→ EXERCISE REQUIREMENTS: Only the text belongs in the copy. Transcribe the data exactly and drop any pictures.

Figure collection entries:
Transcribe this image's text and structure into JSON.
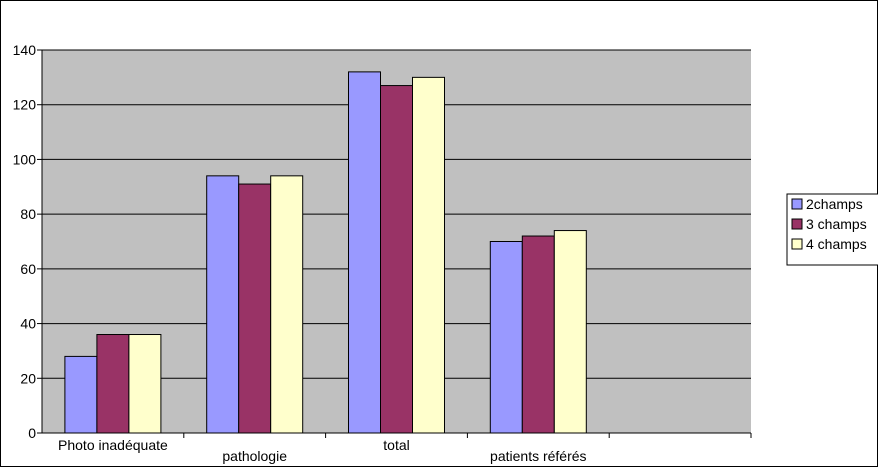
{
  "chart_data": {
    "type": "bar",
    "title": "",
    "xlabel": "",
    "ylabel": "",
    "categories": [
      "Photo inadéquate",
      "pathologie",
      "total",
      "patients référés",
      ""
    ],
    "series": [
      {
        "name": "2champs",
        "values": [
          28,
          94,
          132,
          70,
          null
        ]
      },
      {
        "name": "3 champs",
        "values": [
          36,
          91,
          127,
          72,
          null
        ]
      },
      {
        "name": "4 champs",
        "values": [
          36,
          94,
          130,
          74,
          null
        ]
      }
    ],
    "ylim": [
      0,
      140
    ],
    "yticks": [
      "0",
      "20",
      "40",
      "60",
      "80",
      "100",
      "120",
      "140"
    ],
    "grid": true,
    "legend_position": "right",
    "colors": {
      "series": [
        "#9999ff",
        "#993366",
        "#ffffcc"
      ],
      "plot_background": "#c0c0c0",
      "gridline": "#000000",
      "bar_outline": "#000000"
    }
  }
}
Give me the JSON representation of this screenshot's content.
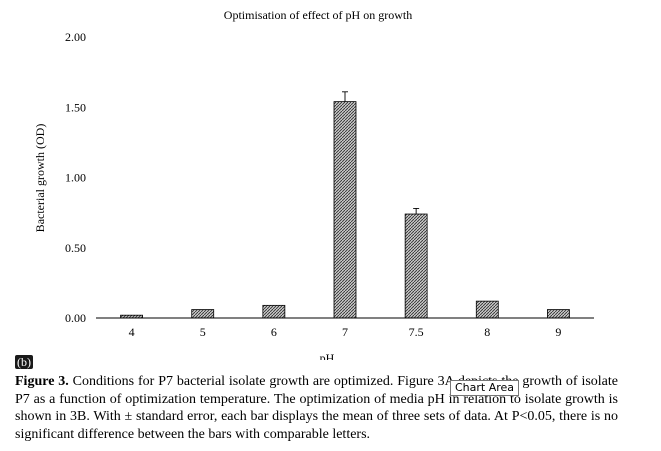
{
  "chart_data": {
    "type": "bar",
    "title": "Optimisation of effect of pH on growth",
    "xlabel": "pH",
    "ylabel": "Bacterial growth (OD)",
    "categories": [
      "4",
      "5",
      "6",
      "7",
      "7.5",
      "8",
      "9"
    ],
    "values": [
      0.02,
      0.06,
      0.09,
      1.54,
      0.74,
      0.12,
      0.06
    ],
    "errors": [
      0,
      0,
      0,
      0.07,
      0.04,
      0,
      0
    ],
    "ylim": [
      0,
      2.0
    ],
    "yticks": [
      "0.00",
      "0.50",
      "1.00",
      "1.50",
      "2.00"
    ],
    "grid": false,
    "bar_fill": "#9a9a9a"
  },
  "figure": {
    "panel_label": "(b)",
    "caption_bold": "Figure 3.",
    "caption_text": " Conditions for P7 bacterial isolate growth are optimized. Figure 3A depicts the growth of isolate P7 as a function of optimization temperature. The optimization of media pH in relation to isolate growth is shown in 3B. With ± standard error, each bar displays the mean of three sets of data. At P<0.05, there is no significant difference between the bars with comparable letters."
  },
  "tooltip": {
    "label": "Chart Area"
  }
}
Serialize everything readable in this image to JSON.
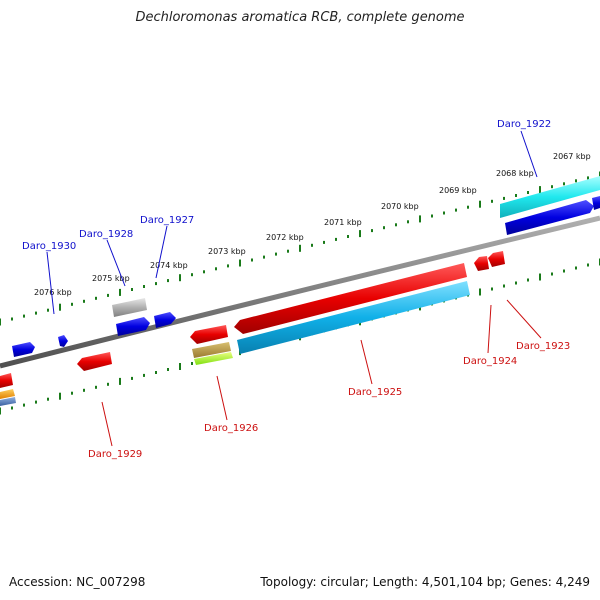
{
  "header": {
    "title": "Dechloromonas aromatica RCB, complete genome"
  },
  "footer": {
    "accession": "Accession: NC_007298",
    "stats": "Topology: circular; Length: 4,501,104 bp; Genes: 4,249"
  },
  "colors": {
    "backbone": "#808080",
    "tick": "#1a7a1a",
    "forward_label": "#1010cc",
    "reverse_label": "#cc1010"
  },
  "scale": {
    "labels": [
      "2076 kbp",
      "2075 kbp",
      "2074 kbp",
      "2073 kbp",
      "2072 kbp",
      "2071 kbp",
      "2070 kbp",
      "2069 kbp",
      "2068 kbp",
      "2067 kbp"
    ]
  },
  "genes": {
    "forward": [
      "Daro_1930",
      "Daro_1928",
      "Daro_1927",
      "Daro_1922"
    ],
    "reverse": [
      "Daro_1929",
      "Daro_1926",
      "Daro_1925",
      "Daro_1924",
      "Daro_1923"
    ]
  }
}
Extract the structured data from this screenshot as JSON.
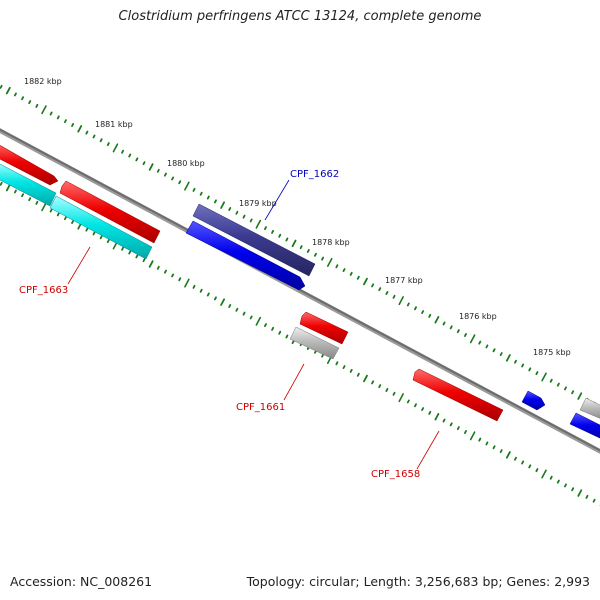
{
  "title": "Clostridium perfringens ATCC 13124, complete genome",
  "footer": {
    "accession": "Accession: NC_008261",
    "summary": "Topology: circular; Length: 3,256,683 bp; Genes: 2,993"
  },
  "ruler": {
    "tick_labels": [
      "1882 kbp",
      "1881 kbp",
      "1880 kbp",
      "1879 kbp",
      "1878 kbp",
      "1877 kbp",
      "1876 kbp",
      "1875 kbp"
    ],
    "tick_color": "#1a7a1a"
  },
  "genes": [
    {
      "label": "CPF_1663",
      "color": "#cc0000"
    },
    {
      "label": "CPF_1662",
      "color": "#0000bb"
    },
    {
      "label": "CPF_1661",
      "color": "#cc0000"
    },
    {
      "label": "CPF_1658",
      "color": "#cc0000"
    }
  ],
  "colors": {
    "backbone": "#777777",
    "feature_red": "#ee0000",
    "feature_blue": "#0000ee",
    "feature_cyan": "#00dddd",
    "feature_navy": "#3a3a90",
    "feature_gray": "#bbbbbb"
  }
}
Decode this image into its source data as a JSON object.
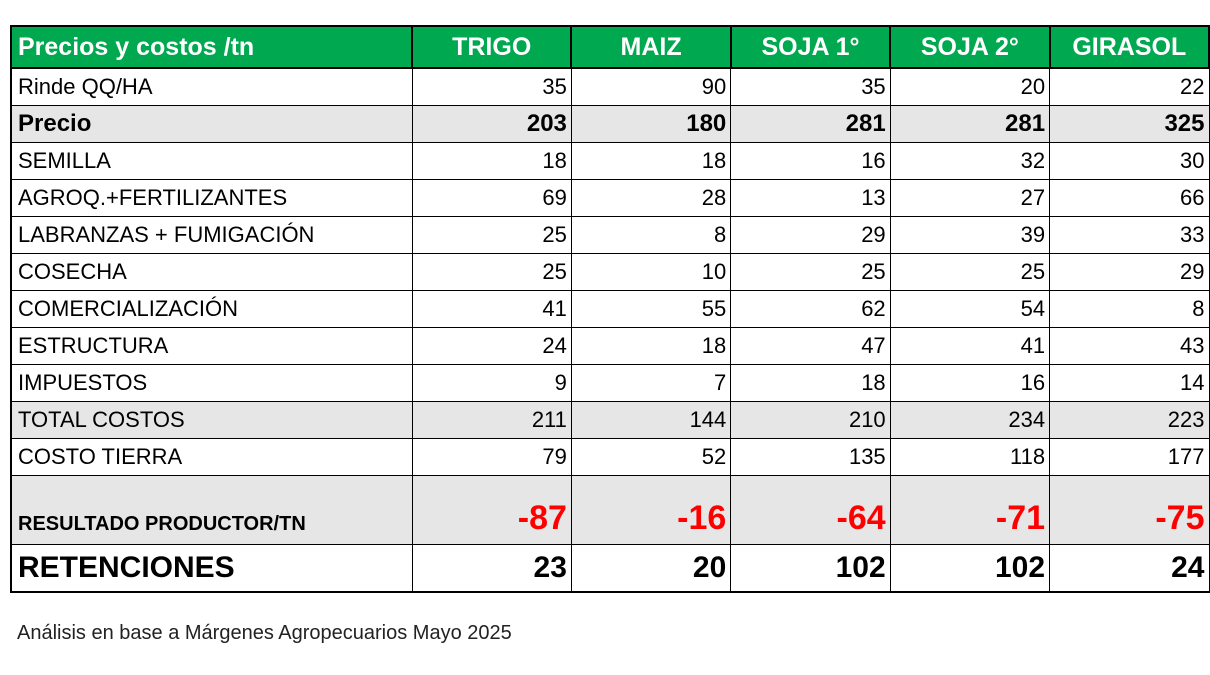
{
  "table": {
    "header": [
      "Precios y costos /tn",
      "TRIGO",
      "MAIZ",
      "SOJA 1°",
      "SOJA 2°",
      "GIRASOL"
    ],
    "rows": [
      {
        "label": "Rinde QQ/HA",
        "values": [
          "35",
          "90",
          "35",
          "20",
          "22"
        ],
        "style": "normal"
      },
      {
        "label": "Precio",
        "values": [
          "203",
          "180",
          "281",
          "281",
          "325"
        ],
        "style": "bold-shaded"
      },
      {
        "label": "SEMILLA",
        "values": [
          "18",
          "18",
          "16",
          "32",
          "30"
        ],
        "style": "normal"
      },
      {
        "label": "AGROQ.+FERTILIZANTES",
        "values": [
          "69",
          "28",
          "13",
          "27",
          "66"
        ],
        "style": "normal"
      },
      {
        "label": "LABRANZAS + FUMIGACIÓN",
        "values": [
          "25",
          "8",
          "29",
          "39",
          "33"
        ],
        "style": "normal"
      },
      {
        "label": "COSECHA",
        "values": [
          "25",
          "10",
          "25",
          "25",
          "29"
        ],
        "style": "normal"
      },
      {
        "label": "COMERCIALIZACIÓN",
        "values": [
          "41",
          "55",
          "62",
          "54",
          "8"
        ],
        "style": "normal"
      },
      {
        "label": "ESTRUCTURA",
        "values": [
          "24",
          "18",
          "47",
          "41",
          "43"
        ],
        "style": "normal"
      },
      {
        "label": "IMPUESTOS",
        "values": [
          "9",
          "7",
          "18",
          "16",
          "14"
        ],
        "style": "normal"
      },
      {
        "label": "TOTAL COSTOS",
        "values": [
          "211",
          "144",
          "210",
          "234",
          "223"
        ],
        "style": "shaded"
      },
      {
        "label": "COSTO  TIERRA",
        "values": [
          "79",
          "52",
          "135",
          "118",
          "177"
        ],
        "style": "normal"
      },
      {
        "label": "RESULTADO PRODUCTOR/TN",
        "values": [
          "-87",
          "-16",
          "-64",
          "-71",
          "-75"
        ],
        "style": "result-shaded"
      },
      {
        "label": "RETENCIONES",
        "values": [
          "23",
          "20",
          "102",
          "102",
          "24"
        ],
        "style": "large-bold"
      }
    ]
  },
  "note": "Análisis en base a Márgenes Agropecuarios Mayo 2025",
  "colors": {
    "header_bg": "#00a84f",
    "header_text": "#ffffff",
    "negative": "#ff0000",
    "shade": "#e6e6e6"
  }
}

→ WRITTEN ANSWER:
Transcribe this image's text and structure into JSON.
{
  "chart_data": {
    "type": "bar",
    "title": "",
    "xlabel": "",
    "ylabel": "",
    "categories": [
      "Photo inadéquate",
      "pathologie",
      "total",
      "patients référés",
      ""
    ],
    "series": [
      {
        "name": "2champs",
        "values": [
          28,
          94,
          132,
          70,
          null
        ]
      },
      {
        "name": "3 champs",
        "values": [
          36,
          91,
          127,
          72,
          null
        ]
      },
      {
        "name": "4 champs",
        "values": [
          36,
          94,
          130,
          74,
          null
        ]
      }
    ],
    "ylim": [
      0,
      140
    ],
    "yticks": [
      "0",
      "20",
      "40",
      "60",
      "80",
      "100",
      "120",
      "140"
    ],
    "grid": true,
    "legend_position": "right",
    "colors": {
      "series": [
        "#9999ff",
        "#993366",
        "#ffffcc"
      ],
      "plot_background": "#c0c0c0",
      "gridline": "#000000",
      "bar_outline": "#000000"
    }
  }
}
Give me the JSON representation of this screenshot's content.
{
  "chart_data": {
    "type": "bar",
    "title": "Optimisation of effect of pH on growth",
    "xlabel": "pH",
    "ylabel": "Bacterial growth (OD)",
    "categories": [
      "4",
      "5",
      "6",
      "7",
      "7.5",
      "8",
      "9"
    ],
    "values": [
      0.02,
      0.06,
      0.09,
      1.54,
      0.74,
      0.12,
      0.06
    ],
    "errors": [
      0,
      0,
      0,
      0.07,
      0.04,
      0,
      0
    ],
    "ylim": [
      0,
      2.0
    ],
    "yticks": [
      "0.00",
      "0.50",
      "1.00",
      "1.50",
      "2.00"
    ],
    "grid": false,
    "bar_fill": "#9a9a9a"
  },
  "figure": {
    "panel_label": "(b)",
    "caption_bold": "Figure 3.",
    "caption_text": " Conditions for P7 bacterial isolate growth are optimized. Figure 3A depicts the growth of isolate P7 as a function of optimization temperature. The optimization of media pH in relation to isolate growth is shown in 3B. With ± standard error, each bar displays the mean of three sets of data. At P<0.05, there is no significant difference between the bars with comparable letters."
  },
  "tooltip": {
    "label": "Chart Area"
  }
}
Serialize everything readable in this image to JSON.
{
  "header": {
    "title": "Dechloromonas aromatica RCB, complete genome"
  },
  "footer": {
    "accession": "Accession: NC_007298",
    "stats": "Topology: circular; Length: 4,501,104 bp; Genes: 4,249"
  },
  "colors": {
    "backbone": "#808080",
    "tick": "#1a7a1a",
    "forward_label": "#1010cc",
    "reverse_label": "#cc1010"
  },
  "scale": {
    "labels": [
      "2076 kbp",
      "2075 kbp",
      "2074 kbp",
      "2073 kbp",
      "2072 kbp",
      "2071 kbp",
      "2070 kbp",
      "2069 kbp",
      "2068 kbp",
      "2067 kbp"
    ]
  },
  "genes": {
    "forward": [
      "Daro_1930",
      "Daro_1928",
      "Daro_1927",
      "Daro_1922"
    ],
    "reverse": [
      "Daro_1929",
      "Daro_1926",
      "Daro_1925",
      "Daro_1924",
      "Daro_1923"
    ]
  }
}
Extract the structured data from this screenshot as JSON.
{
  "title": "Clostridium perfringens ATCC 13124, complete genome",
  "footer": {
    "accession": "Accession: NC_008261",
    "summary": "Topology: circular; Length: 3,256,683 bp; Genes: 2,993"
  },
  "ruler": {
    "tick_labels": [
      "1882 kbp",
      "1881 kbp",
      "1880 kbp",
      "1879 kbp",
      "1878 kbp",
      "1877 kbp",
      "1876 kbp",
      "1875 kbp"
    ],
    "tick_color": "#1a7a1a"
  },
  "genes": [
    {
      "label": "CPF_1663",
      "color": "#cc0000"
    },
    {
      "label": "CPF_1662",
      "color": "#0000bb"
    },
    {
      "label": "CPF_1661",
      "color": "#cc0000"
    },
    {
      "label": "CPF_1658",
      "color": "#cc0000"
    }
  ],
  "colors": {
    "backbone": "#777777",
    "feature_red": "#ee0000",
    "feature_blue": "#0000ee",
    "feature_cyan": "#00dddd",
    "feature_navy": "#3a3a90",
    "feature_gray": "#bbbbbb"
  }
}
Decode this image into its source data as a JSON object.
{
  "table": {
    "header": [
      "Precios y costos /tn",
      "TRIGO",
      "MAIZ",
      "SOJA 1°",
      "SOJA 2°",
      "GIRASOL"
    ],
    "rows": [
      {
        "label": "Rinde QQ/HA",
        "values": [
          "35",
          "90",
          "35",
          "20",
          "22"
        ],
        "style": "normal"
      },
      {
        "label": "Precio",
        "values": [
          "203",
          "180",
          "281",
          "281",
          "325"
        ],
        "style": "bold-shaded"
      },
      {
        "label": "SEMILLA",
        "values": [
          "18",
          "18",
          "16",
          "32",
          "30"
        ],
        "style": "normal"
      },
      {
        "label": "AGROQ.+FERTILIZANTES",
        "values": [
          "69",
          "28",
          "13",
          "27",
          "66"
        ],
        "style": "normal"
      },
      {
        "label": "LABRANZAS + FUMIGACIÓN",
        "values": [
          "25",
          "8",
          "29",
          "39",
          "33"
        ],
        "style": "normal"
      },
      {
        "label": "COSECHA",
        "values": [
          "25",
          "10",
          "25",
          "25",
          "29"
        ],
        "style": "normal"
      },
      {
        "label": "COMERCIALIZACIÓN",
        "values": [
          "41",
          "55",
          "62",
          "54",
          "8"
        ],
        "style": "normal"
      },
      {
        "label": "ESTRUCTURA",
        "values": [
          "24",
          "18",
          "47",
          "41",
          "43"
        ],
        "style": "normal"
      },
      {
        "label": "IMPUESTOS",
        "values": [
          "9",
          "7",
          "18",
          "16",
          "14"
        ],
        "style": "normal"
      },
      {
        "label": "TOTAL COSTOS",
        "values": [
          "211",
          "144",
          "210",
          "234",
          "223"
        ],
        "style": "shaded"
      },
      {
        "label": "COSTO  TIERRA",
        "values": [
          "79",
          "52",
          "135",
          "118",
          "177"
        ],
        "style": "normal"
      },
      {
        "label": "RESULTADO PRODUCTOR/TN",
        "values": [
          "-87",
          "-16",
          "-64",
          "-71",
          "-75"
        ],
        "style": "result-shaded"
      },
      {
        "label": "RETENCIONES",
        "values": [
          "23",
          "20",
          "102",
          "102",
          "24"
        ],
        "style": "large-bold"
      }
    ]
  },
  "note": "Análisis en base a Márgenes Agropecuarios Mayo 2025",
  "colors": {
    "header_bg": "#00a84f",
    "header_text": "#ffffff",
    "negative": "#ff0000",
    "shade": "#e6e6e6"
  }
}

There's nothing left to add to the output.